*What needs to be done:* Output the full listing word for word.

*Extracts from a graphics dataset:*
________

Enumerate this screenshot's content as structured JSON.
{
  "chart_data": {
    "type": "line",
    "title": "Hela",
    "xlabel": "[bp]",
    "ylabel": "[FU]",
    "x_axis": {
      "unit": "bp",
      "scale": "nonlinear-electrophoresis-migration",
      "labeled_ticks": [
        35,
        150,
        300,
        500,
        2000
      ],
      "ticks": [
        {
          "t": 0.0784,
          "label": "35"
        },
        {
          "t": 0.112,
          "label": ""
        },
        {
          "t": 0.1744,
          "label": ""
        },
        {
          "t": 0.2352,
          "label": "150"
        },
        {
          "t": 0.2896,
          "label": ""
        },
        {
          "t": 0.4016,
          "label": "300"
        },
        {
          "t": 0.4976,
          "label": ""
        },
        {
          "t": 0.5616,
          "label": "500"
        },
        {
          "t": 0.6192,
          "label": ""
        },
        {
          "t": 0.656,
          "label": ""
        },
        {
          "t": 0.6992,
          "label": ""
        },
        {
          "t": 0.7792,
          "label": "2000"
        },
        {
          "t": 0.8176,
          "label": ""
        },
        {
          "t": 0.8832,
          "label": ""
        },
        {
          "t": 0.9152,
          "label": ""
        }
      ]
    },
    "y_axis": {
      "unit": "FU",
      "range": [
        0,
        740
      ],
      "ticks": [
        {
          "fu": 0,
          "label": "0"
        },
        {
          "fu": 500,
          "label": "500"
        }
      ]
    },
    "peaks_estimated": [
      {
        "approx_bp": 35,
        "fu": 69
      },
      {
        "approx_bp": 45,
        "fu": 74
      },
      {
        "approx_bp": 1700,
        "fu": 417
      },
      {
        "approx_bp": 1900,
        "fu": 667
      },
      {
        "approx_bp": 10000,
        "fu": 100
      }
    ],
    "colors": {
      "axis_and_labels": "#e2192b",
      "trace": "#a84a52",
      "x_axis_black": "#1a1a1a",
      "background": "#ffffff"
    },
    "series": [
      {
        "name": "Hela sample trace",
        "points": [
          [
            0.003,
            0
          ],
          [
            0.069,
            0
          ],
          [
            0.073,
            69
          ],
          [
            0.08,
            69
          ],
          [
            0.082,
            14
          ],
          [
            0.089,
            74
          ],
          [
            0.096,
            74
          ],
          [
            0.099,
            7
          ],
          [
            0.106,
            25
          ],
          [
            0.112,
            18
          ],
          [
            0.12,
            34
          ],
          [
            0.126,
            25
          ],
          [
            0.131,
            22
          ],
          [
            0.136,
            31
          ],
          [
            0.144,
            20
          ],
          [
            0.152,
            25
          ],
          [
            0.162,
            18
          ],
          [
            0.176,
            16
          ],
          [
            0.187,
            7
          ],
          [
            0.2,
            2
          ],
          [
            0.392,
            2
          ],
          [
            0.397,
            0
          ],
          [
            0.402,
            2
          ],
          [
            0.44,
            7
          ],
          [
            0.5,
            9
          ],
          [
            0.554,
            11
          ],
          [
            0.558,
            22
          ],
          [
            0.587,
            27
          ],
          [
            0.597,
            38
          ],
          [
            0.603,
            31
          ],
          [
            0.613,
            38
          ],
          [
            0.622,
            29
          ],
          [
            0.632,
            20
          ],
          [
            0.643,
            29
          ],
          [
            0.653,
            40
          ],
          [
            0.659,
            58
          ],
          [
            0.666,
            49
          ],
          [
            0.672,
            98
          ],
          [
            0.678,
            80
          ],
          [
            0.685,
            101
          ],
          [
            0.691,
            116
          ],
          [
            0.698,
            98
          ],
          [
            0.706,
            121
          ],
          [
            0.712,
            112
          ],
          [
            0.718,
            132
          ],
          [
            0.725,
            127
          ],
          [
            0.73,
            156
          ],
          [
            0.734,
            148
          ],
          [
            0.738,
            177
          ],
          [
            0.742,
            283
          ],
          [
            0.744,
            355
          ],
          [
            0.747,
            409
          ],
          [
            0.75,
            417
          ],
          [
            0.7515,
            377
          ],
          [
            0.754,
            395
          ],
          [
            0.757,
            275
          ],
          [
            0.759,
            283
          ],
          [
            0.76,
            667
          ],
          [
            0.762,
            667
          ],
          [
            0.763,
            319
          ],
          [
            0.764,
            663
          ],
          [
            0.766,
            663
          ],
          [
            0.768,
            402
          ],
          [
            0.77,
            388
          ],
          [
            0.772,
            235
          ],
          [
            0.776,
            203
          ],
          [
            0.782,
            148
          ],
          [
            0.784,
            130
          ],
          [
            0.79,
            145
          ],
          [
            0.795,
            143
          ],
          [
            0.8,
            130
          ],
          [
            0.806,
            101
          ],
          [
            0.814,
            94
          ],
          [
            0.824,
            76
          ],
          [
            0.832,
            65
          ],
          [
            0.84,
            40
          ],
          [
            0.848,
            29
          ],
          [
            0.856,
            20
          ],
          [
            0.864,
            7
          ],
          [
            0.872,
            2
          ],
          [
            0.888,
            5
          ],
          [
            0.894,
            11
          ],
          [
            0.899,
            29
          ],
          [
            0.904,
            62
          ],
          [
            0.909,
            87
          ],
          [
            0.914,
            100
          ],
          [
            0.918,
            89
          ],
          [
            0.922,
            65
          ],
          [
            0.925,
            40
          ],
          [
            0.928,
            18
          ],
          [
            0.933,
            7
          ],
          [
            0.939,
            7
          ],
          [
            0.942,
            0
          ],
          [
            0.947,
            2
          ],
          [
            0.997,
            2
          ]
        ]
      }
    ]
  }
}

________

*Answer for the task:*
Enumerate this screenshot's content as structured JSON.
{
  "chart_data": {
    "type": "line",
    "title": "Hela",
    "xlabel": "[bp]",
    "ylabel": "[FU]",
    "x_axis": {
      "unit": "bp",
      "scale": "nonlinear-electrophoresis-migration",
      "labeled_ticks": [
        35,
        150,
        300,
        500,
        2000
      ],
      "ticks": [
        {
          "t": 0.0784,
          "label": "35"
        },
        {
          "t": 0.112,
          "label": ""
        },
        {
          "t": 0.1744,
          "label": ""
        },
        {
          "t": 0.2352,
          "label": "150"
        },
        {
          "t": 0.2896,
          "label": ""
        },
        {
          "t": 0.4016,
          "label": "300"
        },
        {
          "t": 0.4976,
          "label": ""
        },
        {
          "t": 0.5616,
          "label": "500"
        },
        {
          "t": 0.6192,
          "label": ""
        },
        {
          "t": 0.656,
          "label": ""
        },
        {
          "t": 0.6992,
          "label": ""
        },
        {
          "t": 0.7792,
          "label": "2000"
        },
        {
          "t": 0.8176,
          "label": ""
        },
        {
          "t": 0.8832,
          "label": ""
        },
        {
          "t": 0.9152,
          "label": ""
        }
      ]
    },
    "y_axis": {
      "unit": "FU",
      "range": [
        0,
        740
      ],
      "ticks": [
        {
          "fu": 0,
          "label": "0"
        },
        {
          "fu": 500,
          "label": "500"
        }
      ]
    },
    "peaks_estimated": [
      {
        "approx_bp": 35,
        "fu": 69
      },
      {
        "approx_bp": 45,
        "fu": 74
      },
      {
        "approx_bp": 1700,
        "fu": 417
      },
      {
        "approx_bp": 1900,
        "fu": 667
      },
      {
        "approx_bp": 10000,
        "fu": 100
      }
    ],
    "colors": {
      "axis_and_labels": "#e2192b",
      "trace": "#a84a52",
      "x_axis_black": "#1a1a1a",
      "background": "#ffffff"
    },
    "series": [
      {
        "name": "Hela sample trace",
        "points": [
          [
            0.003,
            0
          ],
          [
            0.069,
            0
          ],
          [
            0.073,
            69
          ],
          [
            0.08,
            69
          ],
          [
            0.082,
            14
          ],
          [
            0.089,
            74
          ],
          [
            0.096,
            74
          ],
          [
            0.099,
            7
          ],
          [
            0.106,
            25
          ],
          [
            0.112,
            18
          ],
          [
            0.12,
            34
          ],
          [
            0.126,
            25
          ],
          [
            0.131,
            22
          ],
          [
            0.136,
            31
          ],
          [
            0.144,
            20
          ],
          [
            0.152,
            25
          ],
          [
            0.162,
            18
          ],
          [
            0.176,
            16
          ],
          [
            0.187,
            7
          ],
          [
            0.2,
            2
          ],
          [
            0.392,
            2
          ],
          [
            0.397,
            0
          ],
          [
            0.402,
            2
          ],
          [
            0.44,
            7
          ],
          [
            0.5,
            9
          ],
          [
            0.554,
            11
          ],
          [
            0.558,
            22
          ],
          [
            0.587,
            27
          ],
          [
            0.597,
            38
          ],
          [
            0.603,
            31
          ],
          [
            0.613,
            38
          ],
          [
            0.622,
            29
          ],
          [
            0.632,
            20
          ],
          [
            0.643,
            29
          ],
          [
            0.653,
            40
          ],
          [
            0.659,
            58
          ],
          [
            0.666,
            49
          ],
          [
            0.672,
            98
          ],
          [
            0.678,
            80
          ],
          [
            0.685,
            101
          ],
          [
            0.691,
            116
          ],
          [
            0.698,
            98
          ],
          [
            0.706,
            121
          ],
          [
            0.712,
            112
          ],
          [
            0.718,
            132
          ],
          [
            0.725,
            127
          ],
          [
            0.73,
            156
          ],
          [
            0.734,
            148
          ],
          [
            0.738,
            177
          ],
          [
            0.742,
            283
          ],
          [
            0.744,
            355
          ],
          [
            0.747,
            409
          ],
          [
            0.75,
            417
          ],
          [
            0.7515,
            377
          ],
          [
            0.754,
            395
          ],
          [
            0.757,
            275
          ],
          [
            0.759,
            283
          ],
          [
            0.76,
            667
          ],
          [
            0.762,
            667
          ],
          [
            0.763,
            319
          ],
          [
            0.764,
            663
          ],
          [
            0.766,
            663
          ],
          [
            0.768,
            402
          ],
          [
            0.77,
            388
          ],
          [
            0.772,
            235
          ],
          [
            0.776,
            203
          ],
          [
            0.782,
            148
          ],
          [
            0.784,
            130
          ],
          [
            0.79,
            145
          ],
          [
            0.795,
            143
          ],
          [
            0.8,
            130
          ],
          [
            0.806,
            101
          ],
          [
            0.814,
            94
          ],
          [
            0.824,
            76
          ],
          [
            0.832,
            65
          ],
          [
            0.84,
            40
          ],
          [
            0.848,
            29
          ],
          [
            0.856,
            20
          ],
          [
            0.864,
            7
          ],
          [
            0.872,
            2
          ],
          [
            0.888,
            5
          ],
          [
            0.894,
            11
          ],
          [
            0.899,
            29
          ],
          [
            0.904,
            62
          ],
          [
            0.909,
            87
          ],
          [
            0.914,
            100
          ],
          [
            0.918,
            89
          ],
          [
            0.922,
            65
          ],
          [
            0.925,
            40
          ],
          [
            0.928,
            18
          ],
          [
            0.933,
            7
          ],
          [
            0.939,
            7
          ],
          [
            0.942,
            0
          ],
          [
            0.947,
            2
          ],
          [
            0.997,
            2
          ]
        ]
      }
    ]
  }
}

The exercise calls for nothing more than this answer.